** start of Given entries **
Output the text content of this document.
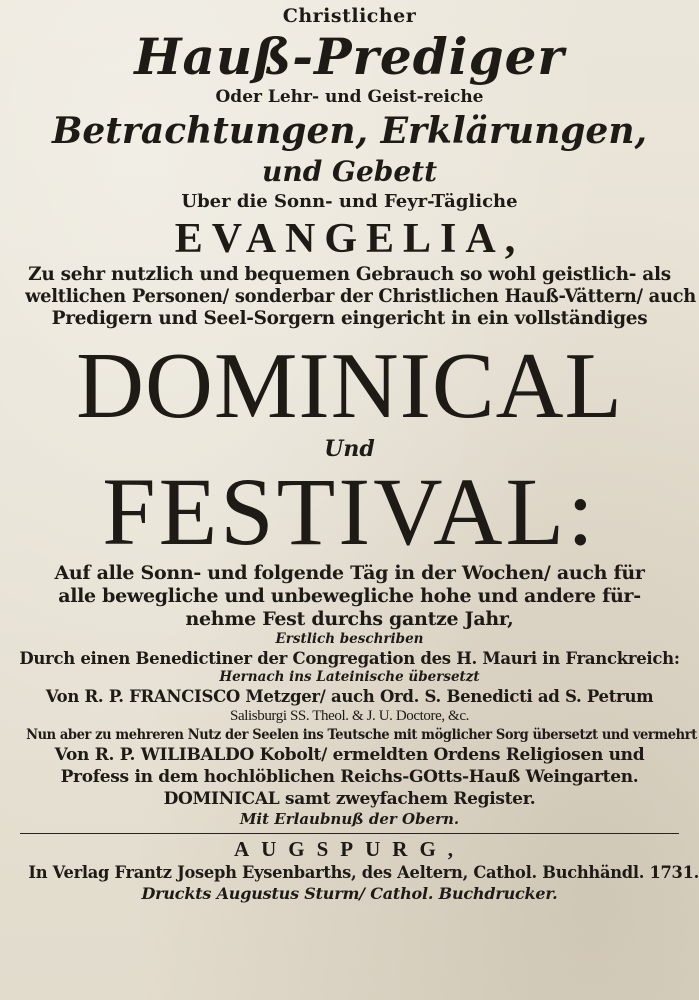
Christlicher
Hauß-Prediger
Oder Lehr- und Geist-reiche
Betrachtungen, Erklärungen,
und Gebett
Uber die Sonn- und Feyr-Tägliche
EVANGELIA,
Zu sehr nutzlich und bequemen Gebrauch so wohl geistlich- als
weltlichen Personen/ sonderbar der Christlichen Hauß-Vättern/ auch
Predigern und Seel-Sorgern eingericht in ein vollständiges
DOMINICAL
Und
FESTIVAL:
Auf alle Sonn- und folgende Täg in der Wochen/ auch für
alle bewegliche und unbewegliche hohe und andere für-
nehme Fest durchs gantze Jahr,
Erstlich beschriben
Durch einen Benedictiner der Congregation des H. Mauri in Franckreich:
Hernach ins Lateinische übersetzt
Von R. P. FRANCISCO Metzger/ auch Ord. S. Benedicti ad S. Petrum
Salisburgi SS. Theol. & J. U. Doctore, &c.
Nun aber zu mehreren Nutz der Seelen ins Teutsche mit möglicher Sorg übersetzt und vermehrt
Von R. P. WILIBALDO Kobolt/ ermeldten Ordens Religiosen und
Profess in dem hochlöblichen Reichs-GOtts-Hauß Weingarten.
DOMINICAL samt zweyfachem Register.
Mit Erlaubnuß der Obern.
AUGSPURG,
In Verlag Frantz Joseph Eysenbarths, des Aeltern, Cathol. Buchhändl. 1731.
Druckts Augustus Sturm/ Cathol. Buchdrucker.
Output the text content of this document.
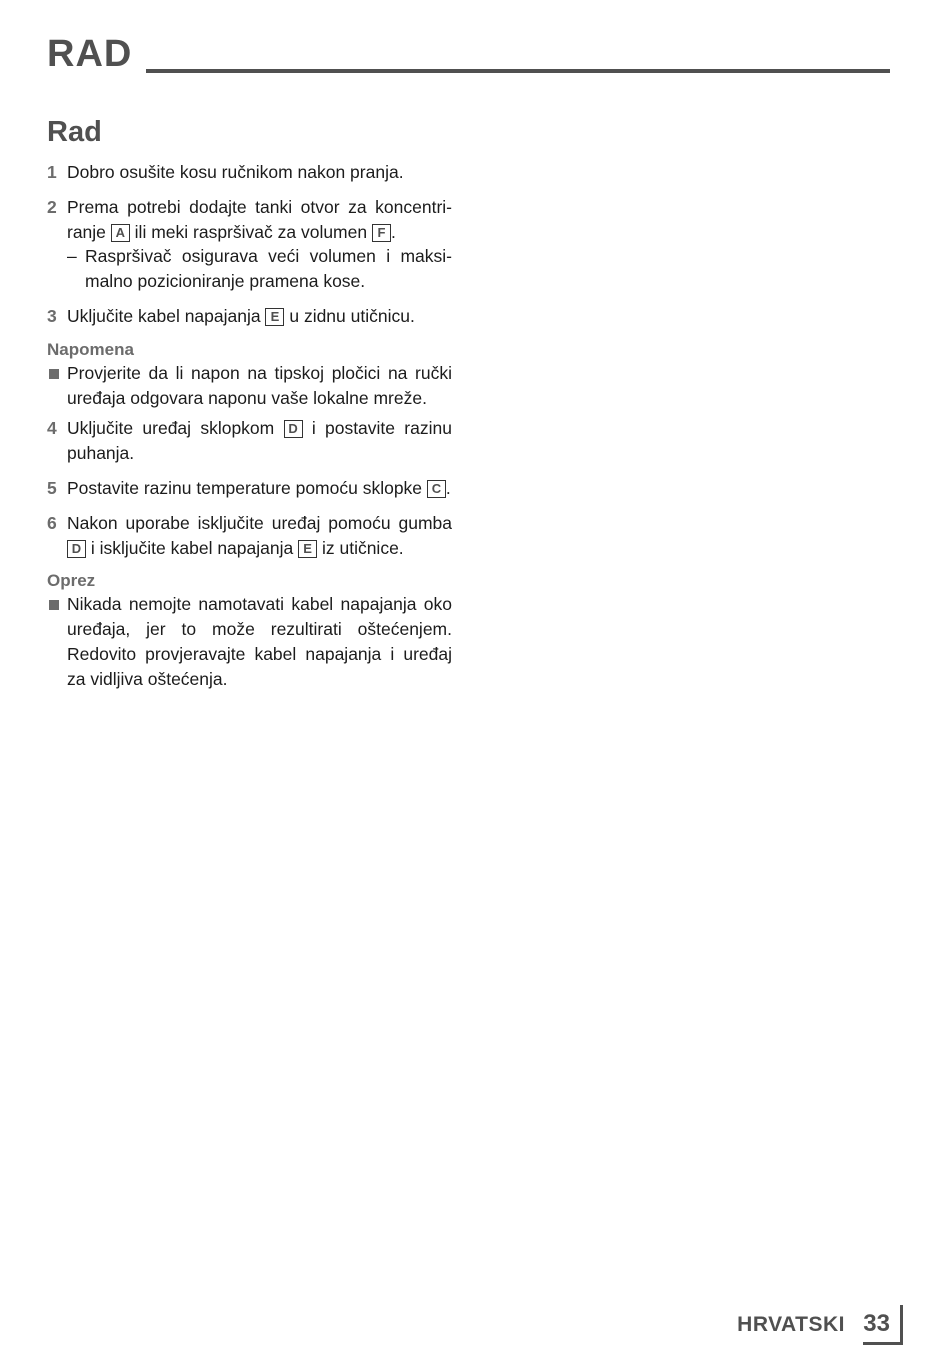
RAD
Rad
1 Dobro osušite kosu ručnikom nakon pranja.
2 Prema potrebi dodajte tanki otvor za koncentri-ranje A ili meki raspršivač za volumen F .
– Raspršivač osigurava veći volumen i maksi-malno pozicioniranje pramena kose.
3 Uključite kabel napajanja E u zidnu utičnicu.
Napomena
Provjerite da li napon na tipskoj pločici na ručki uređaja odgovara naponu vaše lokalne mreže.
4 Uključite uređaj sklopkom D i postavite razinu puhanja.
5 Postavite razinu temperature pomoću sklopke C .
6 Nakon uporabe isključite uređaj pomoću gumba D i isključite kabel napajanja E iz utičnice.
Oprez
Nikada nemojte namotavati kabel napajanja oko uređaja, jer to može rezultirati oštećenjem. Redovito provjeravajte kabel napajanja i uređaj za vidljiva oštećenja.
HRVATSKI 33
** end of Given entries **
* [Exercise directions] Leave out the pictures and restate everything else word for word.

* [Correct result]
Output the text content of this document.
Christlicher
Hauß-Prediger
Oder Lehr- und Geist-reiche
Betrachtungen, Erklärungen,
und Gebett
Uber die Sonn- und Feyr-Tägliche
EVANGELIA,
Zu sehr nutzlich und bequemen Gebrauch so wohl geistlich- als
weltlichen Personen/ sonderbar der Christlichen Hauß-Vättern/ auch
Predigern und Seel-Sorgern eingericht in ein vollständiges
DOMINICAL
Und
FESTIVAL:
Auf alle Sonn- und folgende Täg in der Wochen/ auch für
alle bewegliche und unbewegliche hohe und andere für-
nehme Fest durchs gantze Jahr,
Erstlich beschriben
Durch einen Benedictiner der Congregation des H. Mauri in Franckreich:
Hernach ins Lateinische übersetzt
Von R. P. FRANCISCO Metzger/ auch Ord. S. Benedicti ad S. Petrum
Salisburgi SS. Theol. & J. U. Doctore, &c.
Nun aber zu mehreren Nutz der Seelen ins Teutsche mit möglicher Sorg übersetzt und vermehrt
Von R. P. WILIBALDO Kobolt/ ermeldten Ordens Religiosen und
Profess in dem hochlöblichen Reichs-GOtts-Hauß Weingarten.
DOMINICAL samt zweyfachem Register.
Mit Erlaubnuß der Obern.
AUGSPURG,
In Verlag Frantz Joseph Eysenbarths, des Aeltern, Cathol. Buchhändl. 1731.
Druckts Augustus Sturm/ Cathol. Buchdrucker.
Output the text content of this document.
RAD
Rad
1 Dobro osušite kosu ručnikom nakon pranja.
2 Prema potrebi dodajte tanki otvor za koncentri-ranje A ili meki raspršivač za volumen F .
– Raspršivač osigurava veći volumen i maksi-malno pozicioniranje pramena kose.
3 Uključite kabel napajanja E u zidnu utičnicu.
Napomena
Provjerite da li napon na tipskoj pločici na ručki uređaja odgovara naponu vaše lokalne mreže.
4 Uključite uređaj sklopkom D i postavite razinu puhanja.
5 Postavite razinu temperature pomoću sklopke C .
6 Nakon uporabe isključite uređaj pomoću gumba D i isključite kabel napajanja E iz utičnice.
Oprez
Nikada nemojte namotavati kabel napajanja oko uređaja, jer to može rezultirati oštećenjem. Redovito provjeravajte kabel napajanja i uređaj za vidljiva oštećenja.
HRVATSKI 33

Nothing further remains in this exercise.